Information given
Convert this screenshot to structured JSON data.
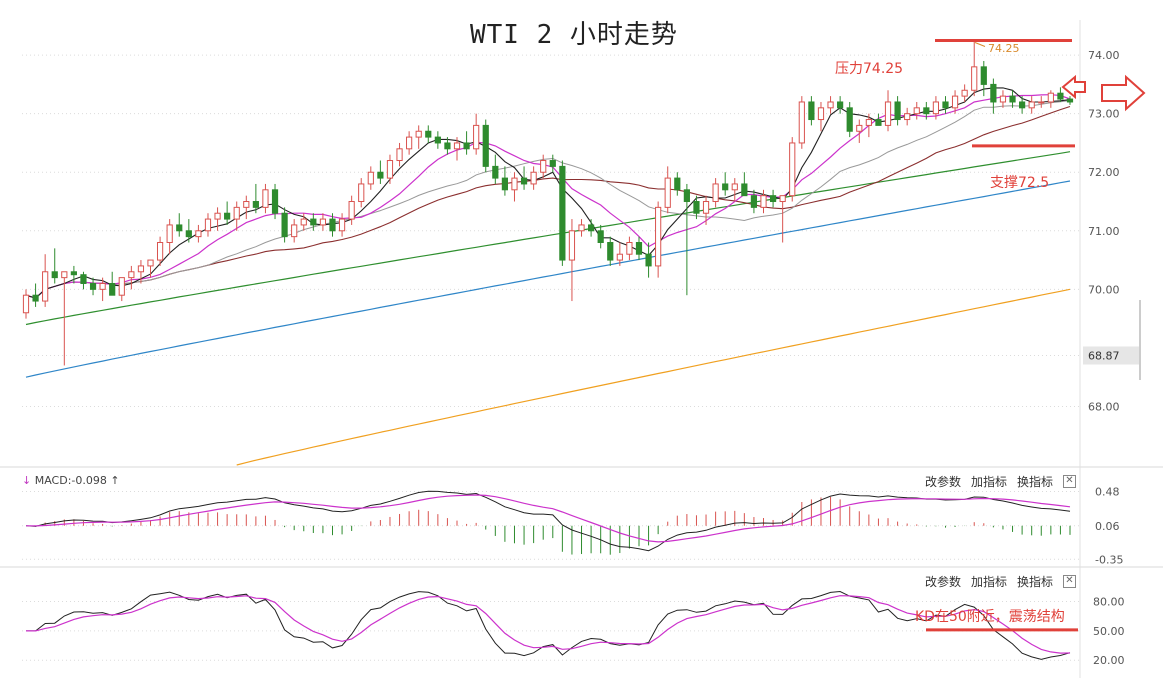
{
  "title": "WTI 2 小时走势",
  "annotations": {
    "resistance_label": "压力74.25",
    "support_label": "支撑72.5",
    "peak_label": "74.25",
    "kd_note": "KD在50附近，震荡结构"
  },
  "toolbar": {
    "change_params": "改参数",
    "add_indicator": "加指标",
    "switch_indicator": "换指标",
    "close": "✕"
  },
  "macd": {
    "label": "MACD:-0.098"
  },
  "colors": {
    "up": "#d9534f",
    "down": "#2e8b2e",
    "ma5": "#222222",
    "ma10": "#cc33cc",
    "ma20": "#999999",
    "ma30": "#8b2f2f",
    "ma60": "#2f8f2f",
    "ma120": "#2f86c8",
    "ma250": "#f0a020",
    "annot": "#e0413a"
  },
  "chart_data": [
    {
      "type": "candlestick",
      "title": "WTI 2 小时走势",
      "ylim": [
        67.0,
        74.6
      ],
      "price_marker": "68.87",
      "y_ticks": [
        "74.00",
        "73.00",
        "72.00",
        "71.00",
        "70.00",
        "68.00"
      ],
      "ohlc": [
        [
          69.6,
          70.0,
          69.5,
          69.9
        ],
        [
          69.9,
          70.1,
          69.7,
          69.8
        ],
        [
          69.8,
          70.6,
          69.7,
          70.3
        ],
        [
          70.3,
          70.7,
          70.1,
          70.2
        ],
        [
          70.2,
          70.3,
          68.7,
          70.3
        ],
        [
          70.3,
          70.4,
          70.1,
          70.25
        ],
        [
          70.25,
          70.3,
          70.0,
          70.1
        ],
        [
          70.1,
          70.2,
          69.9,
          70.0
        ],
        [
          70.0,
          70.2,
          69.8,
          70.1
        ],
        [
          70.1,
          70.3,
          69.9,
          69.9
        ],
        [
          69.9,
          70.2,
          69.8,
          70.2
        ],
        [
          70.2,
          70.4,
          70.0,
          70.3
        ],
        [
          70.3,
          70.5,
          70.1,
          70.4
        ],
        [
          70.4,
          70.5,
          70.2,
          70.5
        ],
        [
          70.5,
          70.9,
          70.4,
          70.8
        ],
        [
          70.8,
          71.2,
          70.6,
          71.1
        ],
        [
          71.1,
          71.3,
          70.9,
          71.0
        ],
        [
          71.0,
          71.2,
          70.8,
          70.9
        ],
        [
          70.9,
          71.1,
          70.8,
          71.0
        ],
        [
          71.0,
          71.3,
          70.9,
          71.2
        ],
        [
          71.2,
          71.4,
          71.0,
          71.3
        ],
        [
          71.3,
          71.5,
          71.1,
          71.2
        ],
        [
          71.2,
          71.5,
          71.0,
          71.4
        ],
        [
          71.4,
          71.6,
          71.2,
          71.5
        ],
        [
          71.5,
          71.8,
          71.3,
          71.4
        ],
        [
          71.4,
          71.8,
          71.3,
          71.7
        ],
        [
          71.7,
          71.8,
          71.2,
          71.3
        ],
        [
          71.3,
          71.4,
          70.8,
          70.9
        ],
        [
          70.9,
          71.2,
          70.8,
          71.1
        ],
        [
          71.1,
          71.3,
          71.0,
          71.2
        ],
        [
          71.2,
          71.3,
          71.0,
          71.1
        ],
        [
          71.1,
          71.3,
          71.0,
          71.2
        ],
        [
          71.2,
          71.3,
          70.9,
          71.0
        ],
        [
          71.0,
          71.3,
          70.9,
          71.2
        ],
        [
          71.2,
          71.6,
          71.1,
          71.5
        ],
        [
          71.5,
          71.9,
          71.4,
          71.8
        ],
        [
          71.8,
          72.1,
          71.7,
          72.0
        ],
        [
          72.0,
          72.2,
          71.8,
          71.9
        ],
        [
          71.9,
          72.3,
          71.8,
          72.2
        ],
        [
          72.2,
          72.5,
          72.1,
          72.4
        ],
        [
          72.4,
          72.7,
          72.3,
          72.6
        ],
        [
          72.6,
          72.8,
          72.4,
          72.7
        ],
        [
          72.7,
          72.8,
          72.5,
          72.6
        ],
        [
          72.6,
          72.7,
          72.4,
          72.5
        ],
        [
          72.5,
          72.6,
          72.3,
          72.4
        ],
        [
          72.4,
          72.6,
          72.2,
          72.5
        ],
        [
          72.5,
          72.7,
          72.3,
          72.4
        ],
        [
          72.4,
          73.0,
          72.3,
          72.8
        ],
        [
          72.8,
          72.9,
          72.0,
          72.1
        ],
        [
          72.1,
          72.3,
          71.8,
          71.9
        ],
        [
          71.9,
          72.1,
          71.6,
          71.7
        ],
        [
          71.7,
          72.0,
          71.5,
          71.9
        ],
        [
          71.9,
          72.1,
          71.7,
          71.8
        ],
        [
          71.8,
          72.1,
          71.7,
          72.0
        ],
        [
          72.0,
          72.3,
          71.9,
          72.2
        ],
        [
          72.2,
          72.3,
          72.0,
          72.1
        ],
        [
          72.1,
          72.2,
          70.4,
          70.5
        ],
        [
          70.5,
          71.2,
          69.8,
          71.0
        ],
        [
          71.0,
          71.2,
          70.9,
          71.1
        ],
        [
          71.1,
          71.2,
          70.9,
          71.0
        ],
        [
          71.0,
          71.1,
          70.7,
          70.8
        ],
        [
          70.8,
          70.9,
          70.4,
          70.5
        ],
        [
          70.5,
          70.8,
          70.4,
          70.6
        ],
        [
          70.6,
          70.9,
          70.5,
          70.8
        ],
        [
          70.8,
          70.9,
          70.5,
          70.6
        ],
        [
          70.6,
          70.8,
          70.2,
          70.4
        ],
        [
          70.4,
          71.5,
          70.2,
          71.4
        ],
        [
          71.4,
          72.1,
          71.3,
          71.9
        ],
        [
          71.9,
          72.0,
          71.6,
          71.7
        ],
        [
          71.7,
          71.8,
          69.9,
          71.5
        ],
        [
          71.5,
          71.6,
          71.2,
          71.3
        ],
        [
          71.3,
          71.6,
          71.1,
          71.5
        ],
        [
          71.5,
          71.9,
          71.4,
          71.8
        ],
        [
          71.8,
          72.0,
          71.6,
          71.7
        ],
        [
          71.7,
          71.9,
          71.5,
          71.8
        ],
        [
          71.8,
          72.0,
          71.6,
          71.6
        ],
        [
          71.6,
          71.7,
          71.3,
          71.4
        ],
        [
          71.4,
          71.7,
          71.3,
          71.6
        ],
        [
          71.6,
          71.7,
          71.4,
          71.5
        ],
        [
          71.5,
          71.6,
          70.8,
          71.6
        ],
        [
          71.6,
          72.6,
          71.5,
          72.5
        ],
        [
          72.5,
          73.3,
          72.4,
          73.2
        ],
        [
          73.2,
          73.3,
          72.8,
          72.9
        ],
        [
          72.9,
          73.2,
          72.7,
          73.1
        ],
        [
          73.1,
          73.3,
          73.0,
          73.2
        ],
        [
          73.2,
          73.3,
          73.0,
          73.1
        ],
        [
          73.1,
          73.2,
          72.6,
          72.7
        ],
        [
          72.7,
          72.9,
          72.5,
          72.8
        ],
        [
          72.8,
          73.0,
          72.6,
          72.9
        ],
        [
          72.9,
          73.0,
          72.8,
          72.8
        ],
        [
          72.8,
          73.4,
          72.7,
          73.2
        ],
        [
          73.2,
          73.3,
          72.8,
          72.9
        ],
        [
          72.9,
          73.1,
          72.8,
          73.0
        ],
        [
          73.0,
          73.2,
          72.9,
          73.1
        ],
        [
          73.1,
          73.2,
          72.9,
          73.0
        ],
        [
          73.0,
          73.3,
          72.9,
          73.2
        ],
        [
          73.2,
          73.3,
          73.0,
          73.1
        ],
        [
          73.1,
          73.4,
          73.0,
          73.3
        ],
        [
          73.3,
          73.5,
          73.2,
          73.4
        ],
        [
          73.4,
          74.25,
          73.3,
          73.8
        ],
        [
          73.8,
          73.9,
          73.3,
          73.5
        ],
        [
          73.5,
          73.6,
          73.0,
          73.2
        ],
        [
          73.2,
          73.4,
          73.1,
          73.3
        ],
        [
          73.3,
          73.4,
          73.1,
          73.2
        ],
        [
          73.2,
          73.3,
          73.0,
          73.1
        ],
        [
          73.1,
          73.3,
          73.0,
          73.2
        ],
        [
          73.2,
          73.3,
          73.1,
          73.2
        ],
        [
          73.2,
          73.4,
          73.1,
          73.35
        ],
        [
          73.35,
          73.45,
          73.2,
          73.25
        ],
        [
          73.25,
          73.3,
          73.15,
          73.2
        ]
      ],
      "moving_averages": [
        {
          "color": "#2f86c8",
          "from": [
            68.5
          ],
          "to": [
            71.85
          ],
          "shape": "rising"
        },
        {
          "color": "#2f8f2f",
          "from": [
            69.4
          ],
          "to": [
            72.35
          ],
          "shape": "rising"
        },
        {
          "color": "#f0a020",
          "from": [
            67.0
          ],
          "to": [
            70.0
          ],
          "shape": "rising",
          "start_index": 22
        }
      ],
      "levels": [
        {
          "name": "resistance",
          "value": 74.25
        },
        {
          "name": "support",
          "value": 72.45
        }
      ]
    },
    {
      "type": "line",
      "name": "MACD",
      "y_ticks": [
        "0.48",
        "0.06",
        "-0.35"
      ],
      "ylim": [
        -0.42,
        0.62
      ]
    },
    {
      "type": "line",
      "name": "KD",
      "y_ticks": [
        "80.00",
        "50.00",
        "20.00"
      ],
      "ylim": [
        10,
        100
      ]
    }
  ]
}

What is being asked
Find how many lines of the material carry the string "name". Only the number should be in the answer.

Expected answer
4